→ What to work on: Quote the listing below in its entirety.

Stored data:
• • • • • • •
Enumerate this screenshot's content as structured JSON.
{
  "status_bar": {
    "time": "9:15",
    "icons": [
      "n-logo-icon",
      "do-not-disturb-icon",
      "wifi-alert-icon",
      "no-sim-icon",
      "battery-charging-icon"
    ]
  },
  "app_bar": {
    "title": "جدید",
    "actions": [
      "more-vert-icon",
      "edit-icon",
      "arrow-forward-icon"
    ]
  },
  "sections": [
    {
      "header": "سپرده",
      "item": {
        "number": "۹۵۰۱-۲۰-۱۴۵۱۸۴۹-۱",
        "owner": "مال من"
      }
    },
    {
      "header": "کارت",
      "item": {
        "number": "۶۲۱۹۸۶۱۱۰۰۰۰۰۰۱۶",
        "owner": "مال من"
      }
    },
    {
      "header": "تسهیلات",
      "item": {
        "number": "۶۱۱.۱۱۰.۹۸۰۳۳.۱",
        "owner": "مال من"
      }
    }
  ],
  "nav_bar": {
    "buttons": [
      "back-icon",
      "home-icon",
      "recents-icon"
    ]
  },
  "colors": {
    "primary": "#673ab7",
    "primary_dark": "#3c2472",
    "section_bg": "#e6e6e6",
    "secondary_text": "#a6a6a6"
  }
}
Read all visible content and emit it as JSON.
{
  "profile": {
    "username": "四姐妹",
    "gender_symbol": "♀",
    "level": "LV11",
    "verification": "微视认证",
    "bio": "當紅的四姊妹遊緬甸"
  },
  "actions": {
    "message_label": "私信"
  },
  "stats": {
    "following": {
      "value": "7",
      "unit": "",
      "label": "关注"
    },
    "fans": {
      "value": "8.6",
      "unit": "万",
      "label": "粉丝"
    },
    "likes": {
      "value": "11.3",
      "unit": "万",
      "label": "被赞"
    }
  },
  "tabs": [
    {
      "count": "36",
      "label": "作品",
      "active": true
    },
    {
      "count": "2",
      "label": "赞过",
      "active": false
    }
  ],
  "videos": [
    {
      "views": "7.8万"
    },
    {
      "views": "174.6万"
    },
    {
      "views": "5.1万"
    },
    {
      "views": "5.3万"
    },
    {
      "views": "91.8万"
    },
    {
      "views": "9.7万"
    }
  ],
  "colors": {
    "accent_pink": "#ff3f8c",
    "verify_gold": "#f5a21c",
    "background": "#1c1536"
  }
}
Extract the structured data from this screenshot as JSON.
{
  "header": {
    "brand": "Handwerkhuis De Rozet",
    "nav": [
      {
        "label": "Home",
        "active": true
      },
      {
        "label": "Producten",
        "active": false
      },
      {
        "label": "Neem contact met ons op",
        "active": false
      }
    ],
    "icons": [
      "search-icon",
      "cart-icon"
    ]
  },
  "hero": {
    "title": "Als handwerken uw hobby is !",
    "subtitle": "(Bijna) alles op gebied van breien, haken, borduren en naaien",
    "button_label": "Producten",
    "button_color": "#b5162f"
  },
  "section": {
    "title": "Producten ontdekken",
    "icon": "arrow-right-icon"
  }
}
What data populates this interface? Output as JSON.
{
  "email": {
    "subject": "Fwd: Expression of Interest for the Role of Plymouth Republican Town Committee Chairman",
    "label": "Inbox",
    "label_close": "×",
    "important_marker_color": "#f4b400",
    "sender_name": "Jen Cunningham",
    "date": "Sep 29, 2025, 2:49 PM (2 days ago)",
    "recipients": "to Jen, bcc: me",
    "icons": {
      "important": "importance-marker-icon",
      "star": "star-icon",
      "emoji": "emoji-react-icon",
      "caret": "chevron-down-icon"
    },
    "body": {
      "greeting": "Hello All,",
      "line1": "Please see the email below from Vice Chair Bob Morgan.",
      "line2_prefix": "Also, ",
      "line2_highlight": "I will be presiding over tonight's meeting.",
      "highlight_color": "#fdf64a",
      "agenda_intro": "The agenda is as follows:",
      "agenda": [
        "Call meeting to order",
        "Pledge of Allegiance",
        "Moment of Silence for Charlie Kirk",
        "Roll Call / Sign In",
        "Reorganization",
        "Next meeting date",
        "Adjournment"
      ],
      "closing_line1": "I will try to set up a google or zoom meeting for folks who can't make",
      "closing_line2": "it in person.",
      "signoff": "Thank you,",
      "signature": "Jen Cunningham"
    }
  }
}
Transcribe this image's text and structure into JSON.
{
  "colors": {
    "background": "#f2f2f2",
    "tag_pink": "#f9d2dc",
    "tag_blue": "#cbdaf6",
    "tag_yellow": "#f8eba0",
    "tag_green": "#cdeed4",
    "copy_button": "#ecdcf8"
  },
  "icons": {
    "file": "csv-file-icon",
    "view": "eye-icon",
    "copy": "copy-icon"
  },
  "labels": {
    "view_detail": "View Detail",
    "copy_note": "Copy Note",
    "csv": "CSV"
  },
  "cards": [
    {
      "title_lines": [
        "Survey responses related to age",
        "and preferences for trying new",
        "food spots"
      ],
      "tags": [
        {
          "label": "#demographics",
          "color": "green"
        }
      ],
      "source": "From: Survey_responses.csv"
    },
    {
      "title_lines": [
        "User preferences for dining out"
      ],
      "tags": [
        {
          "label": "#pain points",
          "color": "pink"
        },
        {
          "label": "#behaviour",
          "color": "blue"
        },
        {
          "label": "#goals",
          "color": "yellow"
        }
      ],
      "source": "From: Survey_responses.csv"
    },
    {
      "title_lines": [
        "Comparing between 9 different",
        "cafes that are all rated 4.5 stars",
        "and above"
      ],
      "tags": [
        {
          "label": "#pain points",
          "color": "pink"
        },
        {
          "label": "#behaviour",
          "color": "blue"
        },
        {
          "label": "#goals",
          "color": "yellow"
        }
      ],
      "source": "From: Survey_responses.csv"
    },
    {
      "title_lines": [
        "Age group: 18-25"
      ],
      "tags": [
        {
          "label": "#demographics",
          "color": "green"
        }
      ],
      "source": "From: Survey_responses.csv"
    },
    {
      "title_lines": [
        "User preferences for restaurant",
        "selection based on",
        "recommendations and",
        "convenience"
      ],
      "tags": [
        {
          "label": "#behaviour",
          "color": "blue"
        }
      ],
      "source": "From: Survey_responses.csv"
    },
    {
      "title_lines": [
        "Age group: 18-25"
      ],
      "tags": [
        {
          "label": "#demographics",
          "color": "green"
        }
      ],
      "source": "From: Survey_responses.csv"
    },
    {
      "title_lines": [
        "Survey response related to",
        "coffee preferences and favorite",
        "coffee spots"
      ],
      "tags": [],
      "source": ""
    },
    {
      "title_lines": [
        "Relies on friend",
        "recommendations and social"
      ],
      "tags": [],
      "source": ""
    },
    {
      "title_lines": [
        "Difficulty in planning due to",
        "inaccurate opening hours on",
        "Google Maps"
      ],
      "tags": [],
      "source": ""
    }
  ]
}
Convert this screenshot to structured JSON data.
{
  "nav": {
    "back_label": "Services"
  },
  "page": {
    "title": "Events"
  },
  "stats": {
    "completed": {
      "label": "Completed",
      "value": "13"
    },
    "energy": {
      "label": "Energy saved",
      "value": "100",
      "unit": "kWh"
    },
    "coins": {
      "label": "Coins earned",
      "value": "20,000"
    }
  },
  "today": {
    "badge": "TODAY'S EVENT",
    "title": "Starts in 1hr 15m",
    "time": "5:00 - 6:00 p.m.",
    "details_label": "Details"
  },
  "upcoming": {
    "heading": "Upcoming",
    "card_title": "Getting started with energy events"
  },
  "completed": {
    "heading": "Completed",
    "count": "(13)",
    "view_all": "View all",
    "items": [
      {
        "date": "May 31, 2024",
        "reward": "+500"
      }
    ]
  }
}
• • • • • • •
→ Solution for this exercise:
Enumerate this screenshot's content as structured JSON.
{
  "status_bar": {
    "time": "9:15",
    "icons": [
      "n-logo-icon",
      "do-not-disturb-icon",
      "wifi-alert-icon",
      "no-sim-icon",
      "battery-charging-icon"
    ]
  },
  "app_bar": {
    "title": "جدید",
    "actions": [
      "more-vert-icon",
      "edit-icon",
      "arrow-forward-icon"
    ]
  },
  "sections": [
    {
      "header": "سپرده",
      "item": {
        "number": "۹۵۰۱-۲۰-۱۴۵۱۸۴۹-۱",
        "owner": "مال من"
      }
    },
    {
      "header": "کارت",
      "item": {
        "number": "۶۲۱۹۸۶۱۱۰۰۰۰۰۰۱۶",
        "owner": "مال من"
      }
    },
    {
      "header": "تسهیلات",
      "item": {
        "number": "۶۱۱.۱۱۰.۹۸۰۳۳.۱",
        "owner": "مال من"
      }
    }
  ],
  "nav_bar": {
    "buttons": [
      "back-icon",
      "home-icon",
      "recents-icon"
    ]
  },
  "colors": {
    "primary": "#673ab7",
    "primary_dark": "#3c2472",
    "section_bg": "#e6e6e6",
    "secondary_text": "#a6a6a6"
  }
}
Read all visible content and emit it as JSON.
{
  "profile": {
    "username": "四姐妹",
    "gender_symbol": "♀",
    "level": "LV11",
    "verification": "微视认证",
    "bio": "當紅的四姊妹遊緬甸"
  },
  "actions": {
    "message_label": "私信"
  },
  "stats": {
    "following": {
      "value": "7",
      "unit": "",
      "label": "关注"
    },
    "fans": {
      "value": "8.6",
      "unit": "万",
      "label": "粉丝"
    },
    "likes": {
      "value": "11.3",
      "unit": "万",
      "label": "被赞"
    }
  },
  "tabs": [
    {
      "count": "36",
      "label": "作品",
      "active": true
    },
    {
      "count": "2",
      "label": "赞过",
      "active": false
    }
  ],
  "videos": [
    {
      "views": "7.8万"
    },
    {
      "views": "174.6万"
    },
    {
      "views": "5.1万"
    },
    {
      "views": "5.3万"
    },
    {
      "views": "91.8万"
    },
    {
      "views": "9.7万"
    }
  ],
  "colors": {
    "accent_pink": "#ff3f8c",
    "verify_gold": "#f5a21c",
    "background": "#1c1536"
  }
}
Extract the structured data from this screenshot as JSON.
{
  "header": {
    "brand": "Handwerkhuis De Rozet",
    "nav": [
      {
        "label": "Home",
        "active": true
      },
      {
        "label": "Producten",
        "active": false
      },
      {
        "label": "Neem contact met ons op",
        "active": false
      }
    ],
    "icons": [
      "search-icon",
      "cart-icon"
    ]
  },
  "hero": {
    "title": "Als handwerken uw hobby is !",
    "subtitle": "(Bijna) alles op gebied van breien, haken, borduren en naaien",
    "button_label": "Producten",
    "button_color": "#b5162f"
  },
  "section": {
    "title": "Producten ontdekken",
    "icon": "arrow-right-icon"
  }
}
What data populates this interface? Output as JSON.
{
  "email": {
    "subject": "Fwd: Expression of Interest for the Role of Plymouth Republican Town Committee Chairman",
    "label": "Inbox",
    "label_close": "×",
    "important_marker_color": "#f4b400",
    "sender_name": "Jen Cunningham",
    "date": "Sep 29, 2025, 2:49 PM (2 days ago)",
    "recipients": "to Jen, bcc: me",
    "icons": {
      "important": "importance-marker-icon",
      "star": "star-icon",
      "emoji": "emoji-react-icon",
      "caret": "chevron-down-icon"
    },
    "body": {
      "greeting": "Hello All,",
      "line1": "Please see the email below from Vice Chair Bob Morgan.",
      "line2_prefix": "Also, ",
      "line2_highlight": "I will be presiding over tonight's meeting.",
      "highlight_color": "#fdf64a",
      "agenda_intro": "The agenda is as follows:",
      "agenda": [
        "Call meeting to order",
        "Pledge of Allegiance",
        "Moment of Silence for Charlie Kirk",
        "Roll Call / Sign In",
        "Reorganization",
        "Next meeting date",
        "Adjournment"
      ],
      "closing_line1": "I will try to set up a google or zoom meeting for folks who can't make",
      "closing_line2": "it in person.",
      "signoff": "Thank you,",
      "signature": "Jen Cunningham"
    }
  }
}
Transcribe this image's text and structure into JSON.
{
  "colors": {
    "background": "#f2f2f2",
    "tag_pink": "#f9d2dc",
    "tag_blue": "#cbdaf6",
    "tag_yellow": "#f8eba0",
    "tag_green": "#cdeed4",
    "copy_button": "#ecdcf8"
  },
  "icons": {
    "file": "csv-file-icon",
    "view": "eye-icon",
    "copy": "copy-icon"
  },
  "labels": {
    "view_detail": "View Detail",
    "copy_note": "Copy Note",
    "csv": "CSV"
  },
  "cards": [
    {
      "title_lines": [
        "Survey responses related to age",
        "and preferences for trying new",
        "food spots"
      ],
      "tags": [
        {
          "label": "#demographics",
          "color": "green"
        }
      ],
      "source": "From: Survey_responses.csv"
    },
    {
      "title_lines": [
        "User preferences for dining out"
      ],
      "tags": [
        {
          "label": "#pain points",
          "color": "pink"
        },
        {
          "label": "#behaviour",
          "color": "blue"
        },
        {
          "label": "#goals",
          "color": "yellow"
        }
      ],
      "source": "From: Survey_responses.csv"
    },
    {
      "title_lines": [
        "Comparing between 9 different",
        "cafes that are all rated 4.5 stars",
        "and above"
      ],
      "tags": [
        {
          "label": "#pain points",
          "color": "pink"
        },
        {
          "label": "#behaviour",
          "color": "blue"
        },
        {
          "label": "#goals",
          "color": "yellow"
        }
      ],
      "source": "From: Survey_responses.csv"
    },
    {
      "title_lines": [
        "Age group: 18-25"
      ],
      "tags": [
        {
          "label": "#demographics",
          "color": "green"
        }
      ],
      "source": "From: Survey_responses.csv"
    },
    {
      "title_lines": [
        "User preferences for restaurant",
        "selection based on",
        "recommendations and",
        "convenience"
      ],
      "tags": [
        {
          "label": "#behaviour",
          "color": "blue"
        }
      ],
      "source": "From: Survey_responses.csv"
    },
    {
      "title_lines": [
        "Age group: 18-25"
      ],
      "tags": [
        {
          "label": "#demographics",
          "color": "green"
        }
      ],
      "source": "From: Survey_responses.csv"
    },
    {
      "title_lines": [
        "Survey response related to",
        "coffee preferences and favorite",
        "coffee spots"
      ],
      "tags": [],
      "source": ""
    },
    {
      "title_lines": [
        "Relies on friend",
        "recommendations and social"
      ],
      "tags": [],
      "source": ""
    },
    {
      "title_lines": [
        "Difficulty in planning due to",
        "inaccurate opening hours on",
        "Google Maps"
      ],
      "tags": [],
      "source": ""
    }
  ]
}
Convert this screenshot to structured JSON data.
{
  "nav": {
    "back_label": "Services"
  },
  "page": {
    "title": "Events"
  },
  "stats": {
    "completed": {
      "label": "Completed",
      "value": "13"
    },
    "energy": {
      "label": "Energy saved",
      "value": "100",
      "unit": "kWh"
    },
    "coins": {
      "label": "Coins earned",
      "value": "20,000"
    }
  },
  "today": {
    "badge": "TODAY'S EVENT",
    "title": "Starts in 1hr 15m",
    "time": "5:00 - 6:00 p.m.",
    "details_label": "Details"
  },
  "upcoming": {
    "heading": "Upcoming",
    "card_title": "Getting started with energy events"
  },
  "completed": {
    "heading": "Completed",
    "count": "(13)",
    "view_all": "View all",
    "items": [
      {
        "date": "May 31, 2024",
        "reward": "+500"
      }
    ]
  }
}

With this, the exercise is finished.